> [Task to complete]:
Reproduce the entries word for word, and omit any picture you find in them.

> [Dataset content]:

* START *

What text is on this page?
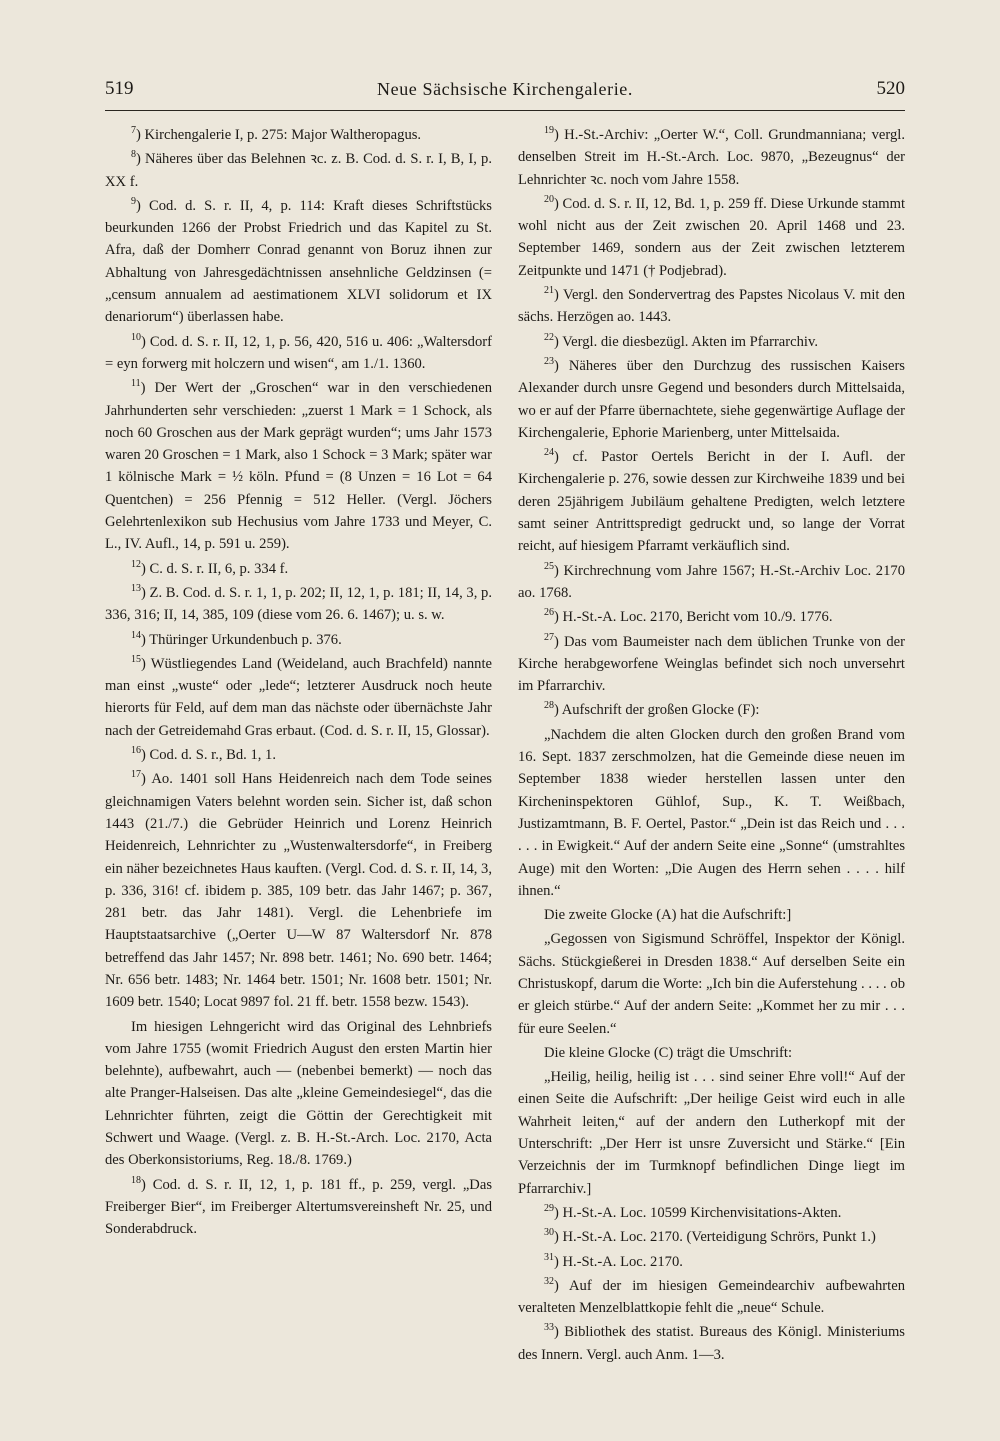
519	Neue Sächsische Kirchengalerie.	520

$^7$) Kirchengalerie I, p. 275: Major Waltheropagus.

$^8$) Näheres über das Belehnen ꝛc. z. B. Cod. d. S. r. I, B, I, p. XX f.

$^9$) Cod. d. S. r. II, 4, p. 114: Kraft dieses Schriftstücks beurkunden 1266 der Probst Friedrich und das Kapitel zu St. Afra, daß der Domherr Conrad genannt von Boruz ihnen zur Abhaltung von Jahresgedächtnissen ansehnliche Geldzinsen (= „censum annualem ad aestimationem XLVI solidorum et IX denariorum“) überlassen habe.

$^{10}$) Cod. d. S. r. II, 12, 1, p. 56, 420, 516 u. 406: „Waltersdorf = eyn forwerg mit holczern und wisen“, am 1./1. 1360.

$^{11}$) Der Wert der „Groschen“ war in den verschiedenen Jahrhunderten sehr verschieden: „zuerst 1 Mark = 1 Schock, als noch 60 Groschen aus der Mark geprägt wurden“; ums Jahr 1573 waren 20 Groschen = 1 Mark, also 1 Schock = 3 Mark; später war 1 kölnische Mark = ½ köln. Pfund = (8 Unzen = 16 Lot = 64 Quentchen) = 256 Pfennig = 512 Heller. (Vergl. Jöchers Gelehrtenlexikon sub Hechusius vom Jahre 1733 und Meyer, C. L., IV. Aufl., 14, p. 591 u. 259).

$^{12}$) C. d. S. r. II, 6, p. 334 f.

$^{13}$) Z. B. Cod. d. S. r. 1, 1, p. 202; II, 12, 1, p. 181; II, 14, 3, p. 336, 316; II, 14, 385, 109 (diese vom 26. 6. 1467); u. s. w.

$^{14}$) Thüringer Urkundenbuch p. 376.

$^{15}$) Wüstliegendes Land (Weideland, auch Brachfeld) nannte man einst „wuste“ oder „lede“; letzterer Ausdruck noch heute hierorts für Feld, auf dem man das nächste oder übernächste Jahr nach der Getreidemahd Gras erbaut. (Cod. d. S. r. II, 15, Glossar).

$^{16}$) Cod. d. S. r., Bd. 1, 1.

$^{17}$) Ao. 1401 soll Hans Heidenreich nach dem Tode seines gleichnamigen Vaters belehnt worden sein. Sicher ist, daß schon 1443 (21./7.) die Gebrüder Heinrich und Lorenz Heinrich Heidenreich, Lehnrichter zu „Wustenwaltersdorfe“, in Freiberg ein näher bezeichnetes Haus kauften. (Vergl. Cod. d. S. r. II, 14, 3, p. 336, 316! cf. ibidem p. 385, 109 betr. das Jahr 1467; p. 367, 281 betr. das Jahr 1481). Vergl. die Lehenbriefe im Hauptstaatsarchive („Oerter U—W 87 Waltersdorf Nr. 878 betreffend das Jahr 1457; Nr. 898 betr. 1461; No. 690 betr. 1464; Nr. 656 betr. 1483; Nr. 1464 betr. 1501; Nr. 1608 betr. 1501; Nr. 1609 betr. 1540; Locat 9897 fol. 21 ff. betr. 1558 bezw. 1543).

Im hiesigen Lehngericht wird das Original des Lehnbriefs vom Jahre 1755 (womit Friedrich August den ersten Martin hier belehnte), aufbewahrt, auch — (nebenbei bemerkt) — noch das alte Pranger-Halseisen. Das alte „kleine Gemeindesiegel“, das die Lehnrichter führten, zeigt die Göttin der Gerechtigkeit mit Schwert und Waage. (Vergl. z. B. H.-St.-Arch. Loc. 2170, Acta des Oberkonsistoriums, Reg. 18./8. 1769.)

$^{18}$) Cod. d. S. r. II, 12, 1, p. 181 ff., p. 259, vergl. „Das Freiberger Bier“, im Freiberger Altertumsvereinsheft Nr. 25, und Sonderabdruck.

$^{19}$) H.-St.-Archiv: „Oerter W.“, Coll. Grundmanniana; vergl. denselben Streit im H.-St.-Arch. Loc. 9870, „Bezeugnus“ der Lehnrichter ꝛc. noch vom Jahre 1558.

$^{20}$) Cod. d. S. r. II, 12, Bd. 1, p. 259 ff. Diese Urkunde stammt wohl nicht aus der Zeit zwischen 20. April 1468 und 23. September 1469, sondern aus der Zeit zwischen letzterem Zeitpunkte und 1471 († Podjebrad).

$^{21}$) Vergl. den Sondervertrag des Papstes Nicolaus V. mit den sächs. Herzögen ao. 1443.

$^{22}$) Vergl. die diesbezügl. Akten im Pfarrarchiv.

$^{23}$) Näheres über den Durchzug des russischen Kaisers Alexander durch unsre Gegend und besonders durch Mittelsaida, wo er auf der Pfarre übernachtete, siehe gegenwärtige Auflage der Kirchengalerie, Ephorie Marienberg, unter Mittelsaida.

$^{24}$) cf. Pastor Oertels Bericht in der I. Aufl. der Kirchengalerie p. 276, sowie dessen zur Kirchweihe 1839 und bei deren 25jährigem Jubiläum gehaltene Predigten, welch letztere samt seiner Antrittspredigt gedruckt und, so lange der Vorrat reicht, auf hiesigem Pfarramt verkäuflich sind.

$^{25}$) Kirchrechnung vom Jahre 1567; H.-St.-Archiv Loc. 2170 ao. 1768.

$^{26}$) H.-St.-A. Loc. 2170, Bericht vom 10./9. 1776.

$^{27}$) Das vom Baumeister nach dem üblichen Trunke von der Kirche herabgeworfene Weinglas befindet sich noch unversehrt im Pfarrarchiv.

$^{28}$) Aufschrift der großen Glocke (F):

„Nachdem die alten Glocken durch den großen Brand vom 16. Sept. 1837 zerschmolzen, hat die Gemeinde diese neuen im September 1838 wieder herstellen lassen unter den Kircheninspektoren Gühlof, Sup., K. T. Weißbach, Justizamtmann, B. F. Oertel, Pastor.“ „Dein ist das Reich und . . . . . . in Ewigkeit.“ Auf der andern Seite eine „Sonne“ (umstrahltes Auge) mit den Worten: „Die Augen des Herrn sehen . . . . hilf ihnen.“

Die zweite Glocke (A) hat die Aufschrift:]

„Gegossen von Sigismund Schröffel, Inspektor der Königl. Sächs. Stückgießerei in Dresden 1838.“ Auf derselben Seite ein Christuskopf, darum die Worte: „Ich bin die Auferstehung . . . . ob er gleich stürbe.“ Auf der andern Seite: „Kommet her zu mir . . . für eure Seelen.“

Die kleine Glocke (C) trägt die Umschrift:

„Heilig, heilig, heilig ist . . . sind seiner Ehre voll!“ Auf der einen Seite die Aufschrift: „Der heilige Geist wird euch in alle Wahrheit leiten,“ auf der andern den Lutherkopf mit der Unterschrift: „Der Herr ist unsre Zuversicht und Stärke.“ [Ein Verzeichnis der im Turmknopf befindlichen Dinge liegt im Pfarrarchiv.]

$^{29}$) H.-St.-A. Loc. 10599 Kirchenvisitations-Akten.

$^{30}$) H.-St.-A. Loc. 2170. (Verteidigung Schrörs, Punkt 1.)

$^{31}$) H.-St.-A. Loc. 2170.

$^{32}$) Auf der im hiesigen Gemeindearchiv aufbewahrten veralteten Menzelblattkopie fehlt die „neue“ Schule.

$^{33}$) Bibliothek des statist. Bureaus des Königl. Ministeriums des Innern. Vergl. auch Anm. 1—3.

* END *

> [Written reply]:
What text is on this page?
519	Neue Sächsische Kirchengalerie.	520

$^7$) Kirchengalerie I, p. 275: Major Waltheropagus.

$^8$) Näheres über das Belehnen ꝛc. z. B. Cod. d. S. r. I, B, I, p. XX f.

$^9$) Cod. d. S. r. II, 4, p. 114: Kraft dieses Schriftstücks beurkunden 1266 der Probst Friedrich und das Kapitel zu St. Afra, daß der Domherr Conrad genannt von Boruz ihnen zur Abhaltung von Jahresgedächtnissen ansehnliche Geldzinsen (= „censum annualem ad aestimationem XLVI solidorum et IX denariorum“) überlassen habe.

$^{10}$) Cod. d. S. r. II, 12, 1, p. 56, 420, 516 u. 406: „Waltersdorf = eyn forwerg mit holczern und wisen“, am 1./1. 1360.

$^{11}$) Der Wert der „Groschen“ war in den verschiedenen Jahrhunderten sehr verschieden: „zuerst 1 Mark = 1 Schock, als noch 60 Groschen aus der Mark geprägt wurden“; ums Jahr 1573 waren 20 Groschen = 1 Mark, also 1 Schock = 3 Mark; später war 1 kölnische Mark = ½ köln. Pfund = (8 Unzen = 16 Lot = 64 Quentchen) = 256 Pfennig = 512 Heller. (Vergl. Jöchers Gelehrtenlexikon sub Hechusius vom Jahre 1733 und Meyer, C. L., IV. Aufl., 14, p. 591 u. 259).

$^{12}$) C. d. S. r. II, 6, p. 334 f.

$^{13}$) Z. B. Cod. d. S. r. 1, 1, p. 202; II, 12, 1, p. 181; II, 14, 3, p. 336, 316; II, 14, 385, 109 (diese vom 26. 6. 1467); u. s. w.

$^{14}$) Thüringer Urkundenbuch p. 376.

$^{15}$) Wüstliegendes Land (Weideland, auch Brachfeld) nannte man einst „wuste“ oder „lede“; letzterer Ausdruck noch heute hierorts für Feld, auf dem man das nächste oder übernächste Jahr nach der Getreidemahd Gras erbaut. (Cod. d. S. r. II, 15, Glossar).

$^{16}$) Cod. d. S. r., Bd. 1, 1.

$^{17}$) Ao. 1401 soll Hans Heidenreich nach dem Tode seines gleichnamigen Vaters belehnt worden sein. Sicher ist, daß schon 1443 (21./7.) die Gebrüder Heinrich und Lorenz Heinrich Heidenreich, Lehnrichter zu „Wustenwaltersdorfe“, in Freiberg ein näher bezeichnetes Haus kauften. (Vergl. Cod. d. S. r. II, 14, 3, p. 336, 316! cf. ibidem p. 385, 109 betr. das Jahr 1467; p. 367, 281 betr. das Jahr 1481). Vergl. die Lehenbriefe im Hauptstaatsarchive („Oerter U—W 87 Waltersdorf Nr. 878 betreffend das Jahr 1457; Nr. 898 betr. 1461; No. 690 betr. 1464; Nr. 656 betr. 1483; Nr. 1464 betr. 1501; Nr. 1608 betr. 1501; Nr. 1609 betr. 1540; Locat 9897 fol. 21 ff. betr. 1558 bezw. 1543).

Im hiesigen Lehngericht wird das Original des Lehnbriefs vom Jahre 1755 (womit Friedrich August den ersten Martin hier belehnte), aufbewahrt, auch — (nebenbei bemerkt) — noch das alte Pranger-Halseisen. Das alte „kleine Gemeindesiegel“, das die Lehnrichter führten, zeigt die Göttin der Gerechtigkeit mit Schwert und Waage. (Vergl. z. B. H.-St.-Arch. Loc. 2170, Acta des Oberkonsistoriums, Reg. 18./8. 1769.)

$^{18}$) Cod. d. S. r. II, 12, 1, p. 181 ff., p. 259, vergl. „Das Freiberger Bier“, im Freiberger Altertumsvereinsheft Nr. 25, und Sonderabdruck.

$^{19}$) H.-St.-Archiv: „Oerter W.“, Coll. Grundmanniana; vergl. denselben Streit im H.-St.-Arch. Loc. 9870, „Bezeugnus“ der Lehnrichter ꝛc. noch vom Jahre 1558.

$^{20}$) Cod. d. S. r. II, 12, Bd. 1, p. 259 ff. Diese Urkunde stammt wohl nicht aus der Zeit zwischen 20. April 1468 und 23. September 1469, sondern aus der Zeit zwischen letzterem Zeitpunkte und 1471 († Podjebrad).

$^{21}$) Vergl. den Sondervertrag des Papstes Nicolaus V. mit den sächs. Herzögen ao. 1443.

$^{22}$) Vergl. die diesbezügl. Akten im Pfarrarchiv.

$^{23}$) Näheres über den Durchzug des russischen Kaisers Alexander durch unsre Gegend und besonders durch Mittelsaida, wo er auf der Pfarre übernachtete, siehe gegenwärtige Auflage der Kirchengalerie, Ephorie Marienberg, unter Mittelsaida.

$^{24}$) cf. Pastor Oertels Bericht in der I. Aufl. der Kirchengalerie p. 276, sowie dessen zur Kirchweihe 1839 und bei deren 25jährigem Jubiläum gehaltene Predigten, welch letztere samt seiner Antrittspredigt gedruckt und, so lange der Vorrat reicht, auf hiesigem Pfarramt verkäuflich sind.

$^{25}$) Kirchrechnung vom Jahre 1567; H.-St.-Archiv Loc. 2170 ao. 1768.

$^{26}$) H.-St.-A. Loc. 2170, Bericht vom 10./9. 1776.

$^{27}$) Das vom Baumeister nach dem üblichen Trunke von der Kirche herabgeworfene Weinglas befindet sich noch unversehrt im Pfarrarchiv.

$^{28}$) Aufschrift der großen Glocke (F):

„Nachdem die alten Glocken durch den großen Brand vom 16. Sept. 1837 zerschmolzen, hat die Gemeinde diese neuen im September 1838 wieder herstellen lassen unter den Kircheninspektoren Gühlof, Sup., K. T. Weißbach, Justizamtmann, B. F. Oertel, Pastor.“ „Dein ist das Reich und . . . . . . in Ewigkeit.“ Auf der andern Seite eine „Sonne“ (umstrahltes Auge) mit den Worten: „Die Augen des Herrn sehen . . . . hilf ihnen.“

Die zweite Glocke (A) hat die Aufschrift:]

„Gegossen von Sigismund Schröffel, Inspektor der Königl. Sächs. Stückgießerei in Dresden 1838.“ Auf derselben Seite ein Christuskopf, darum die Worte: „Ich bin die Auferstehung . . . . ob er gleich stürbe.“ Auf der andern Seite: „Kommet her zu mir . . . für eure Seelen.“

Die kleine Glocke (C) trägt die Umschrift:

„Heilig, heilig, heilig ist . . . sind seiner Ehre voll!“ Auf der einen Seite die Aufschrift: „Der heilige Geist wird euch in alle Wahrheit leiten,“ auf der andern den Lutherkopf mit der Unterschrift: „Der Herr ist unsre Zuversicht und Stärke.“ [Ein Verzeichnis der im Turmknopf befindlichen Dinge liegt im Pfarrarchiv.]

$^{29}$) H.-St.-A. Loc. 10599 Kirchenvisitations-Akten.

$^{30}$) H.-St.-A. Loc. 2170. (Verteidigung Schrörs, Punkt 1.)

$^{31}$) H.-St.-A. Loc. 2170.

$^{32}$) Auf der im hiesigen Gemeindearchiv aufbewahrten veralteten Menzelblattkopie fehlt die „neue“ Schule.

$^{33}$) Bibliothek des statist. Bureaus des Königl. Ministeriums des Innern. Vergl. auch Anm. 1—3.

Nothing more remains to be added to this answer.